## Requirement
Reproduce all of the data exactly, with no line skipped.
== Data provided
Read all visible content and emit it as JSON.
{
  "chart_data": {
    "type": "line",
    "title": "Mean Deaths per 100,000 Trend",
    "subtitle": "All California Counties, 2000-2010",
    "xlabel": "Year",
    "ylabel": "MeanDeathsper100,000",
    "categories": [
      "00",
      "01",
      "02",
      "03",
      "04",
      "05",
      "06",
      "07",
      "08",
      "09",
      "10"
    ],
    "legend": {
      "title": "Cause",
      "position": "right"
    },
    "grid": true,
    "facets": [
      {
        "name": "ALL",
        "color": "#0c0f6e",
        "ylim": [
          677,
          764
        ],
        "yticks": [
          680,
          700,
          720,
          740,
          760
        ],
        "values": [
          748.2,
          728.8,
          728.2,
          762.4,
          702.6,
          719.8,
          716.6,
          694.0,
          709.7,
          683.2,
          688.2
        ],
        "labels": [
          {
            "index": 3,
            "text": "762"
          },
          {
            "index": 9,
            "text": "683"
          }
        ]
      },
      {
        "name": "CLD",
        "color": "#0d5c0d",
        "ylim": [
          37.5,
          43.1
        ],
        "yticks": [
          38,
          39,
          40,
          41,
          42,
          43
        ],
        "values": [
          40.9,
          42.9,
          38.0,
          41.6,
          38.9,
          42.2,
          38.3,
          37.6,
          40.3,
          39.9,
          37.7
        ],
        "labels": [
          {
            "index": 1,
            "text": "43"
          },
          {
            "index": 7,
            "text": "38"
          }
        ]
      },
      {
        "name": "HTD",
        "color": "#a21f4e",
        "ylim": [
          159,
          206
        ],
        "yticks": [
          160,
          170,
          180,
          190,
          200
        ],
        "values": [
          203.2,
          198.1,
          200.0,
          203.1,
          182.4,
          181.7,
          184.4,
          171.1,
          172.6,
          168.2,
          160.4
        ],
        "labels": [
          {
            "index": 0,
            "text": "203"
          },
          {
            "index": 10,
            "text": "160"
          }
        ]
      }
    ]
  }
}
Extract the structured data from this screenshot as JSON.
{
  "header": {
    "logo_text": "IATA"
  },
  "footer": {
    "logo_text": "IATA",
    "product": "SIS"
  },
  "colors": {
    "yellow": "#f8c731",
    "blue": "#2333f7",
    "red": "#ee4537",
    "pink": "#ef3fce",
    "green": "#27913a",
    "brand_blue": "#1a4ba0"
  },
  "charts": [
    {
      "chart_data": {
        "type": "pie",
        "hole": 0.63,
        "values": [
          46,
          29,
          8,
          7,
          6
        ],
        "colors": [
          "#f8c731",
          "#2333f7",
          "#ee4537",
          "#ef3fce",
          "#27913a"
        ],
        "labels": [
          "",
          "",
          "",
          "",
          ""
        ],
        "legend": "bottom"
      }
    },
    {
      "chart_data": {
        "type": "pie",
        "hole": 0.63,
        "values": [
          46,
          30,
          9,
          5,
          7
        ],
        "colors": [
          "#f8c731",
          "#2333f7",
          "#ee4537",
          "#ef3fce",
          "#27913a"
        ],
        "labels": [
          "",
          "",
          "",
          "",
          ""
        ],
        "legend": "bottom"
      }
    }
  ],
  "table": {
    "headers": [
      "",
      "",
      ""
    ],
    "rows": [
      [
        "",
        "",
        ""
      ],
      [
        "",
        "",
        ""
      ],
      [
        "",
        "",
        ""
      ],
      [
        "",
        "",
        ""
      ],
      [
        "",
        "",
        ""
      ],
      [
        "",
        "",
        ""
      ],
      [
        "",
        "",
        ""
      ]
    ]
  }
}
====
## Result below
Read all visible content and emit it as JSON.
{
  "chart_data": {
    "type": "line",
    "title": "Mean Deaths per 100,000 Trend",
    "subtitle": "All California Counties, 2000-2010",
    "xlabel": "Year",
    "ylabel": "MeanDeathsper100,000",
    "categories": [
      "00",
      "01",
      "02",
      "03",
      "04",
      "05",
      "06",
      "07",
      "08",
      "09",
      "10"
    ],
    "legend": {
      "title": "Cause",
      "position": "right"
    },
    "grid": true,
    "facets": [
      {
        "name": "ALL",
        "color": "#0c0f6e",
        "ylim": [
          677,
          764
        ],
        "yticks": [
          680,
          700,
          720,
          740,
          760
        ],
        "values": [
          748.2,
          728.8,
          728.2,
          762.4,
          702.6,
          719.8,
          716.6,
          694.0,
          709.7,
          683.2,
          688.2
        ],
        "labels": [
          {
            "index": 3,
            "text": "762"
          },
          {
            "index": 9,
            "text": "683"
          }
        ]
      },
      {
        "name": "CLD",
        "color": "#0d5c0d",
        "ylim": [
          37.5,
          43.1
        ],
        "yticks": [
          38,
          39,
          40,
          41,
          42,
          43
        ],
        "values": [
          40.9,
          42.9,
          38.0,
          41.6,
          38.9,
          42.2,
          38.3,
          37.6,
          40.3,
          39.9,
          37.7
        ],
        "labels": [
          {
            "index": 1,
            "text": "43"
          },
          {
            "index": 7,
            "text": "38"
          }
        ]
      },
      {
        "name": "HTD",
        "color": "#a21f4e",
        "ylim": [
          159,
          206
        ],
        "yticks": [
          160,
          170,
          180,
          190,
          200
        ],
        "values": [
          203.2,
          198.1,
          200.0,
          203.1,
          182.4,
          181.7,
          184.4,
          171.1,
          172.6,
          168.2,
          160.4
        ],
        "labels": [
          {
            "index": 0,
            "text": "203"
          },
          {
            "index": 10,
            "text": "160"
          }
        ]
      }
    ]
  }
}
Extract the structured data from this screenshot as JSON.
{
  "header": {
    "logo_text": "IATA"
  },
  "footer": {
    "logo_text": "IATA",
    "product": "SIS"
  },
  "colors": {
    "yellow": "#f8c731",
    "blue": "#2333f7",
    "red": "#ee4537",
    "pink": "#ef3fce",
    "green": "#27913a",
    "brand_blue": "#1a4ba0"
  },
  "charts": [
    {
      "chart_data": {
        "type": "pie",
        "hole": 0.63,
        "values": [
          46,
          29,
          8,
          7,
          6
        ],
        "colors": [
          "#f8c731",
          "#2333f7",
          "#ee4537",
          "#ef3fce",
          "#27913a"
        ],
        "labels": [
          "",
          "",
          "",
          "",
          ""
        ],
        "legend": "bottom"
      }
    },
    {
      "chart_data": {
        "type": "pie",
        "hole": 0.63,
        "values": [
          46,
          30,
          9,
          5,
          7
        ],
        "colors": [
          "#f8c731",
          "#2333f7",
          "#ee4537",
          "#ef3fce",
          "#27913a"
        ],
        "labels": [
          "",
          "",
          "",
          "",
          ""
        ],
        "legend": "bottom"
      }
    }
  ],
  "table": {
    "headers": [
      "",
      "",
      ""
    ],
    "rows": [
      [
        "",
        "",
        ""
      ],
      [
        "",
        "",
        ""
      ],
      [
        "",
        "",
        ""
      ],
      [
        "",
        "",
        ""
      ],
      [
        "",
        "",
        ""
      ],
      [
        "",
        "",
        ""
      ],
      [
        "",
        "",
        ""
      ]
    ]
  }
}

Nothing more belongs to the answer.